[Start]

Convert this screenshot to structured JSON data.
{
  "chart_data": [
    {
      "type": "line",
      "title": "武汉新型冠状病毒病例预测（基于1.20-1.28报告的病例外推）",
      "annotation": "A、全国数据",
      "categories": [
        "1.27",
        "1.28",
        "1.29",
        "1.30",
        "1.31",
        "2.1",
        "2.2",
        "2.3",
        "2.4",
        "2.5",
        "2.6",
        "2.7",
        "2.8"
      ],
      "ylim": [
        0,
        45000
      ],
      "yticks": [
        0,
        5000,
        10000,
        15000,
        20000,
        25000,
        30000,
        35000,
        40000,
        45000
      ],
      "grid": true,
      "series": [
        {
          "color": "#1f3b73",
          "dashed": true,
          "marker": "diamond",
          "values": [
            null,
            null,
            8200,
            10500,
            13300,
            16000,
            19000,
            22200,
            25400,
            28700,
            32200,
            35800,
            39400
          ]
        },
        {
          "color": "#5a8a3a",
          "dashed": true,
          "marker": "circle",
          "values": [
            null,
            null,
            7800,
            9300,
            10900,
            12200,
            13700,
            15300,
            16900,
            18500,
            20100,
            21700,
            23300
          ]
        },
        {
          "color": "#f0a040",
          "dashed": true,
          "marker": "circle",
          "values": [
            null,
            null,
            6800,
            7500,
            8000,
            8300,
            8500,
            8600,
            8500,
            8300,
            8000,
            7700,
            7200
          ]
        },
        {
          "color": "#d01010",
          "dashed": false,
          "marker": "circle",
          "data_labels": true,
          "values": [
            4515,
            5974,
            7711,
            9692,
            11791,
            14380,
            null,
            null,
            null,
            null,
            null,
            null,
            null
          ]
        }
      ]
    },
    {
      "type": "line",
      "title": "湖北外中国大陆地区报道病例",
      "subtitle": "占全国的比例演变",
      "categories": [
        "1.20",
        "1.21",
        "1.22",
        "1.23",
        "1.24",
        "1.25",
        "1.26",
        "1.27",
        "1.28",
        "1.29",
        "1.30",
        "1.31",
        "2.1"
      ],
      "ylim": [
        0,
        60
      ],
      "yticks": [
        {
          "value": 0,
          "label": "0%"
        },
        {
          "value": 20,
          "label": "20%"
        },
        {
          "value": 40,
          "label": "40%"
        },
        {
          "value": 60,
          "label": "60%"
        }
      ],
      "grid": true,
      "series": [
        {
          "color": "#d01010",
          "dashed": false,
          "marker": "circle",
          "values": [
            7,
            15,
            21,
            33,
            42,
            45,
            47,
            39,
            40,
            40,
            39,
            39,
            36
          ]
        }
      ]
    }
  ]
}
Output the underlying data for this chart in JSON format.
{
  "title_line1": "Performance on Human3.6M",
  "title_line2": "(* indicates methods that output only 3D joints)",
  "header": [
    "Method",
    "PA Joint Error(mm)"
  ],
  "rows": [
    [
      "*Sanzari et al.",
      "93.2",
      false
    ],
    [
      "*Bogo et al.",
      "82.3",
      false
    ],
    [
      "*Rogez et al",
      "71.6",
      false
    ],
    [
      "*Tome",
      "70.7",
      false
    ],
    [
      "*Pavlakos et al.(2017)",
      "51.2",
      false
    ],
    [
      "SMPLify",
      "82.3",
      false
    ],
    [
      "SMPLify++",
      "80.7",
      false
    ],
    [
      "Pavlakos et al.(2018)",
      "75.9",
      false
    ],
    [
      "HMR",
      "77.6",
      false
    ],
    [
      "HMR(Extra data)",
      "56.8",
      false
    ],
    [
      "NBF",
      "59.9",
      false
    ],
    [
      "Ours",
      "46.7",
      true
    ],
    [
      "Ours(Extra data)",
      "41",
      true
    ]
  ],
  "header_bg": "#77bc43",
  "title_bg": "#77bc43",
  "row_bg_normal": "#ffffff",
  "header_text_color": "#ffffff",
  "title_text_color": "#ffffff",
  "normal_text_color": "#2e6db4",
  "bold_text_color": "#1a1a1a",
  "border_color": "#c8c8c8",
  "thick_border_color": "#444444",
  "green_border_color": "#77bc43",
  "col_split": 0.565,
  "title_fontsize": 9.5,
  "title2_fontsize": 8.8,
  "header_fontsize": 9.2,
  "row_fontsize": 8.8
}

[End]

» SET EXERCISE
Reproduce the material above exactly; please quote every line of it.

» REPLY TO THE TASK
Convert this screenshot to structured JSON data.
{
  "chart_data": [
    {
      "type": "line",
      "title": "武汉新型冠状病毒病例预测（基于1.20-1.28报告的病例外推）",
      "annotation": "A、全国数据",
      "categories": [
        "1.27",
        "1.28",
        "1.29",
        "1.30",
        "1.31",
        "2.1",
        "2.2",
        "2.3",
        "2.4",
        "2.5",
        "2.6",
        "2.7",
        "2.8"
      ],
      "ylim": [
        0,
        45000
      ],
      "yticks": [
        0,
        5000,
        10000,
        15000,
        20000,
        25000,
        30000,
        35000,
        40000,
        45000
      ],
      "grid": true,
      "series": [
        {
          "color": "#1f3b73",
          "dashed": true,
          "marker": "diamond",
          "values": [
            null,
            null,
            8200,
            10500,
            13300,
            16000,
            19000,
            22200,
            25400,
            28700,
            32200,
            35800,
            39400
          ]
        },
        {
          "color": "#5a8a3a",
          "dashed": true,
          "marker": "circle",
          "values": [
            null,
            null,
            7800,
            9300,
            10900,
            12200,
            13700,
            15300,
            16900,
            18500,
            20100,
            21700,
            23300
          ]
        },
        {
          "color": "#f0a040",
          "dashed": true,
          "marker": "circle",
          "values": [
            null,
            null,
            6800,
            7500,
            8000,
            8300,
            8500,
            8600,
            8500,
            8300,
            8000,
            7700,
            7200
          ]
        },
        {
          "color": "#d01010",
          "dashed": false,
          "marker": "circle",
          "data_labels": true,
          "values": [
            4515,
            5974,
            7711,
            9692,
            11791,
            14380,
            null,
            null,
            null,
            null,
            null,
            null,
            null
          ]
        }
      ]
    },
    {
      "type": "line",
      "title": "湖北外中国大陆地区报道病例",
      "subtitle": "占全国的比例演变",
      "categories": [
        "1.20",
        "1.21",
        "1.22",
        "1.23",
        "1.24",
        "1.25",
        "1.26",
        "1.27",
        "1.28",
        "1.29",
        "1.30",
        "1.31",
        "2.1"
      ],
      "ylim": [
        0,
        60
      ],
      "yticks": [
        {
          "value": 0,
          "label": "0%"
        },
        {
          "value": 20,
          "label": "20%"
        },
        {
          "value": 40,
          "label": "40%"
        },
        {
          "value": 60,
          "label": "60%"
        }
      ],
      "grid": true,
      "series": [
        {
          "color": "#d01010",
          "dashed": false,
          "marker": "circle",
          "values": [
            7,
            15,
            21,
            33,
            42,
            45,
            47,
            39,
            40,
            40,
            39,
            39,
            36
          ]
        }
      ]
    }
  ]
}
Output the underlying data for this chart in JSON format.
{
  "title_line1": "Performance on Human3.6M",
  "title_line2": "(* indicates methods that output only 3D joints)",
  "header": [
    "Method",
    "PA Joint Error(mm)"
  ],
  "rows": [
    [
      "*Sanzari et al.",
      "93.2",
      false
    ],
    [
      "*Bogo et al.",
      "82.3",
      false
    ],
    [
      "*Rogez et al",
      "71.6",
      false
    ],
    [
      "*Tome",
      "70.7",
      false
    ],
    [
      "*Pavlakos et al.(2017)",
      "51.2",
      false
    ],
    [
      "SMPLify",
      "82.3",
      false
    ],
    [
      "SMPLify++",
      "80.7",
      false
    ],
    [
      "Pavlakos et al.(2018)",
      "75.9",
      false
    ],
    [
      "HMR",
      "77.6",
      false
    ],
    [
      "HMR(Extra data)",
      "56.8",
      false
    ],
    [
      "NBF",
      "59.9",
      false
    ],
    [
      "Ours",
      "46.7",
      true
    ],
    [
      "Ours(Extra data)",
      "41",
      true
    ]
  ],
  "header_bg": "#77bc43",
  "title_bg": "#77bc43",
  "row_bg_normal": "#ffffff",
  "header_text_color": "#ffffff",
  "title_text_color": "#ffffff",
  "normal_text_color": "#2e6db4",
  "bold_text_color": "#1a1a1a",
  "border_color": "#c8c8c8",
  "thick_border_color": "#444444",
  "green_border_color": "#77bc43",
  "col_split": 0.565,
  "title_fontsize": 9.5,
  "title2_fontsize": 8.8,
  "header_fontsize": 9.2,
  "row_fontsize": 8.8
}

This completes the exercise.